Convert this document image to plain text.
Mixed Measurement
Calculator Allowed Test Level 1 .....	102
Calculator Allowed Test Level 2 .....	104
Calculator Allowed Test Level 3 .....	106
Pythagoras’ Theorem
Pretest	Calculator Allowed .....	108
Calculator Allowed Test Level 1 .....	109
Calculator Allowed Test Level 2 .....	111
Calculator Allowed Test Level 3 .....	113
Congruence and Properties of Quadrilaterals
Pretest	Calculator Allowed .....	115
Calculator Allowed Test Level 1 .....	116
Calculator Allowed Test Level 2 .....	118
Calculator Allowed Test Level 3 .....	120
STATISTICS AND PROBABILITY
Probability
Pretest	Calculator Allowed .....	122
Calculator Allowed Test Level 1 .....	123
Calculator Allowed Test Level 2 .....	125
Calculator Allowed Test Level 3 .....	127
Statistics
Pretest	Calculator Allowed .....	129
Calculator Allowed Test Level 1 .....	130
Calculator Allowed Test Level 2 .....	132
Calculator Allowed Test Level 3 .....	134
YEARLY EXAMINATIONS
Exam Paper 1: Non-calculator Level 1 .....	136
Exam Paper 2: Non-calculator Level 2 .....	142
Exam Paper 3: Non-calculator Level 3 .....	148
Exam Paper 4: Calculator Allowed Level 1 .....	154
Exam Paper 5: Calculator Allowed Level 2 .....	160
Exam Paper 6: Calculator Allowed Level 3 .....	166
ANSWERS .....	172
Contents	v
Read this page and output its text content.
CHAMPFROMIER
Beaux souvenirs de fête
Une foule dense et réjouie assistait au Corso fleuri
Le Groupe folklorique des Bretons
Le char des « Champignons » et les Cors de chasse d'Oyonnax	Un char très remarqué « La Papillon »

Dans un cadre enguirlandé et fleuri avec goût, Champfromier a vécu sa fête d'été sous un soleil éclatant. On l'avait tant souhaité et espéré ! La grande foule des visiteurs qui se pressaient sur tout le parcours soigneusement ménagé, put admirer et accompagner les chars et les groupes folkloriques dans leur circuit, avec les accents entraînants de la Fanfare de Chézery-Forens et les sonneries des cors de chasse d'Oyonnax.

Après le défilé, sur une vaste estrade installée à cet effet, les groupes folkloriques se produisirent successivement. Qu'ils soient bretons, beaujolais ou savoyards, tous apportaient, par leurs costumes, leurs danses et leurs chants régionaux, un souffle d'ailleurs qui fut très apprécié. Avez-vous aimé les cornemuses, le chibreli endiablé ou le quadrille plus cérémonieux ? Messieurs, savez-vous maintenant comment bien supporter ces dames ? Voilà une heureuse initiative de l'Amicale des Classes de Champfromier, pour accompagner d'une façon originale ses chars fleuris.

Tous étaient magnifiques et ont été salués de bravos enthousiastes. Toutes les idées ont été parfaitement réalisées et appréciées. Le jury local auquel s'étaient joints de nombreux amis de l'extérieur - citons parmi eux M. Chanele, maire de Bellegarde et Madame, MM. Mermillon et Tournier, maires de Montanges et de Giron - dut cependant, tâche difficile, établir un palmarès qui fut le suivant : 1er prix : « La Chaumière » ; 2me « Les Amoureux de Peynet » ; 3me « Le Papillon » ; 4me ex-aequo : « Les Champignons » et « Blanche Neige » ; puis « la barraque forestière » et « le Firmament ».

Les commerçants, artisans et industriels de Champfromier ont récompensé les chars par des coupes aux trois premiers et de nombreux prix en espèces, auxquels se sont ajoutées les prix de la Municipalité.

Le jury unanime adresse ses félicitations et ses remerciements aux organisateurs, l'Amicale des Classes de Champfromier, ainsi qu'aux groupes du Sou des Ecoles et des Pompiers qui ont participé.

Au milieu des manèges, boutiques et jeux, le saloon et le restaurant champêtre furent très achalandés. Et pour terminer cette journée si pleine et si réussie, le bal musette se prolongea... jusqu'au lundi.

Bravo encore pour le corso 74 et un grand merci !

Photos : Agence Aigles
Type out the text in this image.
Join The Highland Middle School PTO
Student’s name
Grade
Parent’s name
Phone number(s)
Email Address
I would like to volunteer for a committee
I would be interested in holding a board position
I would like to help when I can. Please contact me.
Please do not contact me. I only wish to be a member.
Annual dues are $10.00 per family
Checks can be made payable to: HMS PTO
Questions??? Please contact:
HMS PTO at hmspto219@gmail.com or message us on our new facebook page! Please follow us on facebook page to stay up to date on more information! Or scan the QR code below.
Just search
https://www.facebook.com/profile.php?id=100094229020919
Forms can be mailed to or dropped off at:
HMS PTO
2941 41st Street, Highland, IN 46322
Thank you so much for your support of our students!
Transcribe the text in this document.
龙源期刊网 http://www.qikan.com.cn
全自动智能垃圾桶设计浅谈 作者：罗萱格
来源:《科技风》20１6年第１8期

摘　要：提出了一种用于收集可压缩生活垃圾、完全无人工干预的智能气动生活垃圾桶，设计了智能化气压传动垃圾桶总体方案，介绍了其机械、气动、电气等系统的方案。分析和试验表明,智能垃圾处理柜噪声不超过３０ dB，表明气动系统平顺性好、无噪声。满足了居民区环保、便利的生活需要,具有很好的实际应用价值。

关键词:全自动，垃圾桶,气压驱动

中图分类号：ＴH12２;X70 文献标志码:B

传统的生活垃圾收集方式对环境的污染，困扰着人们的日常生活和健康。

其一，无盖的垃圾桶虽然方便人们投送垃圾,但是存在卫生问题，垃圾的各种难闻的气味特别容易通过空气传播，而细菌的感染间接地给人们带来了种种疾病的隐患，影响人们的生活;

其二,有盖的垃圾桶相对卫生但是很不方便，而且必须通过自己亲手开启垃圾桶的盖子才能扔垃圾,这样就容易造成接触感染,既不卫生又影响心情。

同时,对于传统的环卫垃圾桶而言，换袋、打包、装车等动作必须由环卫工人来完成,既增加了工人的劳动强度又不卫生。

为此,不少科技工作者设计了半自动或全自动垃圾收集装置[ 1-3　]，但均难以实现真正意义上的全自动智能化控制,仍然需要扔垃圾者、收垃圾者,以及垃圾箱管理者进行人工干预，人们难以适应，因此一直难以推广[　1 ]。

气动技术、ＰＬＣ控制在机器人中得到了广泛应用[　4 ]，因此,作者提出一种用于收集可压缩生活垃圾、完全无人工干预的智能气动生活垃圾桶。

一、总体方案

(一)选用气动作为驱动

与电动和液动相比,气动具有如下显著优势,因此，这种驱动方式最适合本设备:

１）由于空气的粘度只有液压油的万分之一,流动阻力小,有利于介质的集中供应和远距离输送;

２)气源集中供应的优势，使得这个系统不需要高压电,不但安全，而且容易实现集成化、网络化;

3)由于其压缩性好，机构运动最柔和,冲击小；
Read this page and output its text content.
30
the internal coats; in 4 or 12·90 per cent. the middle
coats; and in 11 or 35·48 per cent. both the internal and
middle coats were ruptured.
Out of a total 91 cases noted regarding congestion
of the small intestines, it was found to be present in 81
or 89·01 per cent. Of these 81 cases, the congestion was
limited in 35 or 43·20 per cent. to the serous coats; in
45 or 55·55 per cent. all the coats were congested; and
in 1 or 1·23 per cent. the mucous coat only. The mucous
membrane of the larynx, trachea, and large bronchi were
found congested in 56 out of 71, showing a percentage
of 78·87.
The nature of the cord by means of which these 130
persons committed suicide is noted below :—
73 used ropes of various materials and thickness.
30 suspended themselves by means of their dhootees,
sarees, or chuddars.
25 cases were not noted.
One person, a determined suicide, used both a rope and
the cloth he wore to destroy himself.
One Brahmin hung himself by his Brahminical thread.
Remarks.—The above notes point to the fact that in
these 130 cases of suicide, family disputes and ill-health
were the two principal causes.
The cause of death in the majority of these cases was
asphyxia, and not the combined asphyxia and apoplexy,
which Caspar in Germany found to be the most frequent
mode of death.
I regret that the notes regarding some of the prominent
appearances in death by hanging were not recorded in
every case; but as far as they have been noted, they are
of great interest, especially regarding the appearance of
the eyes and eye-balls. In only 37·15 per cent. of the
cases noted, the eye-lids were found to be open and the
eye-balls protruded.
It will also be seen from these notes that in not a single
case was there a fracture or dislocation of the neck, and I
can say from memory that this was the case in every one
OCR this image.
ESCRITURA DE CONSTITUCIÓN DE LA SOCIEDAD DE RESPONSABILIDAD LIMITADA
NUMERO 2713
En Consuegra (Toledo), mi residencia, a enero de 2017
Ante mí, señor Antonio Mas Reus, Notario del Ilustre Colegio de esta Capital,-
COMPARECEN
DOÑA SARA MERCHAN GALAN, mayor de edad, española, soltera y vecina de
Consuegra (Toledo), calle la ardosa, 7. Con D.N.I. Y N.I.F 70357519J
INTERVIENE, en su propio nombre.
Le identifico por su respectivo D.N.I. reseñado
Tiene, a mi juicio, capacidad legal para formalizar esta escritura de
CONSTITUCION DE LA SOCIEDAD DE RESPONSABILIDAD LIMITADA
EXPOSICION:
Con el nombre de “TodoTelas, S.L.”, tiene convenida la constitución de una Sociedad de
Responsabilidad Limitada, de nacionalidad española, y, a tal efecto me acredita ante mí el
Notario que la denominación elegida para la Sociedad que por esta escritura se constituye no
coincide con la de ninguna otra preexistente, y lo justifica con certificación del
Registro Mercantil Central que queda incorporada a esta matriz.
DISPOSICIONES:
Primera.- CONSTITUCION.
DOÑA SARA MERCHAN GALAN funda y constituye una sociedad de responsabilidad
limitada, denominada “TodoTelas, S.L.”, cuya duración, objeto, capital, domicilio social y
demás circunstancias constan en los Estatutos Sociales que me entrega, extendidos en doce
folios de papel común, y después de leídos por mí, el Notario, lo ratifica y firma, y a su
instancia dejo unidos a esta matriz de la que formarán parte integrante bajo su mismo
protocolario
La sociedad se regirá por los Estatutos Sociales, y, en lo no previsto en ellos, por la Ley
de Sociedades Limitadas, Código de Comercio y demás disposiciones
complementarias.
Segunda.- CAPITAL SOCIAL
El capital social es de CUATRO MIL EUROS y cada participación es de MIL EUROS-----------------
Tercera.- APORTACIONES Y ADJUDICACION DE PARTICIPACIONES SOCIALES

| EXERCISE |
Search the listing for the string "coats". Copy each line where it turns up.

| EXERCISE RESPONSE |
the internal coats; in 4 or 12·90 per cent. the middle
coats; and in 11 or 35·48 per cent. both the internal and
middle coats were ruptured.
limited in 35 or 43·20 per cent. to the serous coats; in
45 or 55·55 per cent. all the coats were congested; and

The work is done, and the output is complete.